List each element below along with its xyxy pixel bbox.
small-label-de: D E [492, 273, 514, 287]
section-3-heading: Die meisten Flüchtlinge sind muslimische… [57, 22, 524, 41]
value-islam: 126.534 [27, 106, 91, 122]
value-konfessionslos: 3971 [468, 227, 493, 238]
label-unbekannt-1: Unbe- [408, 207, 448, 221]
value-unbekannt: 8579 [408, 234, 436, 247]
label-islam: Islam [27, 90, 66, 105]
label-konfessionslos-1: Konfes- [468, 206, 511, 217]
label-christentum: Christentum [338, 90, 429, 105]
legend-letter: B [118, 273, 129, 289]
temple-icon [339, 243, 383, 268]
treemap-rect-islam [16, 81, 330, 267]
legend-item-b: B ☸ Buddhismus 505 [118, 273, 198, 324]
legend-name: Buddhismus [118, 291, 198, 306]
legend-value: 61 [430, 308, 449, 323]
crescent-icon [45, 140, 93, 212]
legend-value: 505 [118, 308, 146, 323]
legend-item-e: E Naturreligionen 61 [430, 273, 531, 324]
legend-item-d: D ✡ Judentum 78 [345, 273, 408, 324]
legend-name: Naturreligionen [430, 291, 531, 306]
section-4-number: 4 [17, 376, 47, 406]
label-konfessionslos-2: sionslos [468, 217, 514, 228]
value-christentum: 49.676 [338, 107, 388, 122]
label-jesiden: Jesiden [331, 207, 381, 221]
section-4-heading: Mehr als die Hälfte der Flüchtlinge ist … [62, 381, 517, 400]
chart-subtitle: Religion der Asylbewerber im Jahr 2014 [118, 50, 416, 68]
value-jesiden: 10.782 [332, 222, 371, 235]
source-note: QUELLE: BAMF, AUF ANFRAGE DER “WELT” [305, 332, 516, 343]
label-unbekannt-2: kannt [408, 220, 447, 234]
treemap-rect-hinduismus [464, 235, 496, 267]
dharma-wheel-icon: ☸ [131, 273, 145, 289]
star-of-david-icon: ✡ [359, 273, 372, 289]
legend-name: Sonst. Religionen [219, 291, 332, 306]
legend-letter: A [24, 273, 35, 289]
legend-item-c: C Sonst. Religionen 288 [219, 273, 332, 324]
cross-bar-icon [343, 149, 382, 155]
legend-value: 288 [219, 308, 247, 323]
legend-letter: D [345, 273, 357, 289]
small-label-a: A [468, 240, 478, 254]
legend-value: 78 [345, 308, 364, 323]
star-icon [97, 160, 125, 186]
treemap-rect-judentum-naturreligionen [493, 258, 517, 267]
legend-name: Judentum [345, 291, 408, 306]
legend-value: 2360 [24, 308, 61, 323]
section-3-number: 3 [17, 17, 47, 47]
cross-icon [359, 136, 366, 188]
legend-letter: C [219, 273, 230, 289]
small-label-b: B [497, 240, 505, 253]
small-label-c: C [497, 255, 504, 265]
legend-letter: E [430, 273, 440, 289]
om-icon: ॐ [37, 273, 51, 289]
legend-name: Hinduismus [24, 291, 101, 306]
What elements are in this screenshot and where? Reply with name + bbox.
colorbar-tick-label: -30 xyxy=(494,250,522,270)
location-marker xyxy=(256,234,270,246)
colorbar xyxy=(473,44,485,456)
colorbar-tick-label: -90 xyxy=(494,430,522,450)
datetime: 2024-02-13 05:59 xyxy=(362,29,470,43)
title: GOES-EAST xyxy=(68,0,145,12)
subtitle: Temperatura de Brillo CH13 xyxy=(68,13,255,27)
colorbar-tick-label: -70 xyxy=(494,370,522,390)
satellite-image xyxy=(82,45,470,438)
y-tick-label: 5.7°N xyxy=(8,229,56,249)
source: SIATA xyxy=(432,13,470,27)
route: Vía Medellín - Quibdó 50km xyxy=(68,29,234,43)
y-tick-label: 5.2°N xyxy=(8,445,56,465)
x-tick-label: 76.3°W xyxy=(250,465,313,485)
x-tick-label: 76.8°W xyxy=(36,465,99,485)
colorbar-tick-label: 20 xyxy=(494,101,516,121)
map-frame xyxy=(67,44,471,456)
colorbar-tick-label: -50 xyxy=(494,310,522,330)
+ + + + +
Present every line above as a Markdown table with the columns "Row" and "Line text". Give each line its own numbered row, and omit blank lines.

| Row | Line text |
|---|---|
| 1 | List each element below along with its xyxy pixel bbox. |
| 2 | small-label-de: D E [492, 273, 514, 287] |
| 3 | section-3-heading: Die meisten Flüchtlinge sind muslimische… [57, 22, 524, 41] |
| 4 | value-islam: 126.534 [27, 106, 91, 122] |
| 5 | value-konfessionslos: 3971 [468, 227, 493, 238] |
| 6 | label-unbekannt-1: Unbe- [408, 207, 448, 221] |
| 7 | value-unbekannt: 8579 [408, 234, 436, 247] |
| 8 | label-islam: Islam [27, 90, 66, 105] |
| 9 | label-konfessionslos-1: Konfes- [468, 206, 511, 217] |
| 10 | label-christentum: Christentum [338, 90, 429, 105] |
| 11 | legend-letter: B [118, 273, 129, 289] |
| 12 | temple-icon [339, 243, 383, 268] |
| 13 | treemap-rect-islam [16, 81, 330, 267] |
| 14 | legend-item-b: B ☸ Buddhismus 505 [118, 273, 198, 324] |
| 15 | legend-name: Buddhismus [118, 291, 198, 306] |
| 16 | legend-value: 61 [430, 308, 449, 323] |
| 17 | crescent-icon [45, 140, 93, 212] |
| 18 | legend-value: 505 [118, 308, 146, 323] |
| 19 | legend-item-e: E Naturreligionen 61 [430, 273, 531, 324] |
| 20 | legend-item-d: D ✡ Judentum 78 [345, 273, 408, 324] |
| 21 | legend-name: Naturreligionen [430, 291, 531, 306] |
| 22 | section-4-number: 4 [17, 376, 47, 406] |
| 23 | label-konfessionslos-2: sionslos [468, 217, 514, 228] |
| 24 | value-christentum: 49.676 [338, 107, 388, 122] |
| 25 | label-jesiden: Jesiden [331, 207, 381, 221] |
| 26 | section-4-heading: Mehr als die Hälfte der Flüchtlinge ist … [62, 381, 517, 400] |
| 27 | chart-subtitle: Religion der Asylbewerber im Jahr 2014 [118, 50, 416, 68] |
| 28 | value-jesiden: 10.782 [332, 222, 371, 235] |
| 29 | source-note: QUELLE: BAMF, AUF ANFRAGE DER “WELT” [305, 332, 516, 343] |
| 30 | label-unbekannt-2: kannt [408, 220, 447, 234] |
| 31 | treemap-rect-hinduismus [464, 235, 496, 267] |
| 32 | dharma-wheel-icon: ☸ [131, 273, 145, 289] |
| 33 | star-of-david-icon: ✡ [359, 273, 372, 289] |
| 34 | legend-name: Sonst. Religionen [219, 291, 332, 306] |
| 35 | legend-letter: A [24, 273, 35, 289] |
| 36 | legend-item-c: C Sonst. Religionen 288 [219, 273, 332, 324] |
| 37 | cross-bar-icon [343, 149, 382, 155] |
| 38 | legend-value: 288 [219, 308, 247, 323] |
| 39 | legend-letter: D [345, 273, 357, 289] |
| 40 | small-label-a: A [468, 240, 478, 254] |
| 41 | legend-value: 78 [345, 308, 364, 323] |
| 42 | star-icon [97, 160, 125, 186] |
| 43 | treemap-rect-judentum-naturreligionen [493, 258, 517, 267] |
| 44 | legend-name: Judentum [345, 291, 408, 306] |
| 45 | legend-value: 2360 [24, 308, 61, 323] |
| 46 | section-3-number: 3 [17, 17, 47, 47] |
| 47 | cross-icon [359, 136, 366, 188] |
| 48 | legend-letter: C [219, 273, 230, 289] |
| 49 | small-label-b: B [497, 240, 505, 253] |
| 50 | small-label-c: C [497, 255, 504, 265] |
| 51 | legend-letter: E [430, 273, 440, 289] |
| 52 | om-icon: ॐ [37, 273, 51, 289] |
| 53 | legend-name: Hinduismus [24, 291, 101, 306] |
| 54 | What elements are in this screenshot and where? Reply with name + bbox. |
| 55 | colorbar-tick-label: -30 xyxy=(494,250,522,270) |
| 56 | location-marker xyxy=(256,234,270,246) |
| 57 | colorbar xyxy=(473,44,485,456) |
| 58 | colorbar-tick-label: -90 xyxy=(494,430,522,450) |
| 59 | datetime: 2024-02-13 05:59 xyxy=(362,29,470,43) |
| 60 | title: GOES-EAST xyxy=(68,0,145,12) |
| 61 | subtitle: Temperatura de Brillo CH13 xyxy=(68,13,255,27) |
| 62 | colorbar-tick-label: -70 xyxy=(494,370,522,390) |
| 63 | satellite-image xyxy=(82,45,470,438) |
| 64 | y-tick-label: 5.7°N xyxy=(8,229,56,249) |
| 65 | source: SIATA xyxy=(432,13,470,27) |
| 66 | route: Vía Medellín - Quibdó 50km xyxy=(68,29,234,43) |
| 67 | y-tick-label: 5.2°N xyxy=(8,445,56,465) |
| 68 | x-tick-label: 76.3°W xyxy=(250,465,313,485) |
| 69 | x-tick-label: 76.8°W xyxy=(36,465,99,485) |
| 70 | colorbar-tick-label: 20 xyxy=(494,101,516,121) |
| 71 | map-frame xyxy=(67,44,471,456) |
| 72 | colorbar-tick-label: -50 xyxy=(494,310,522,330) |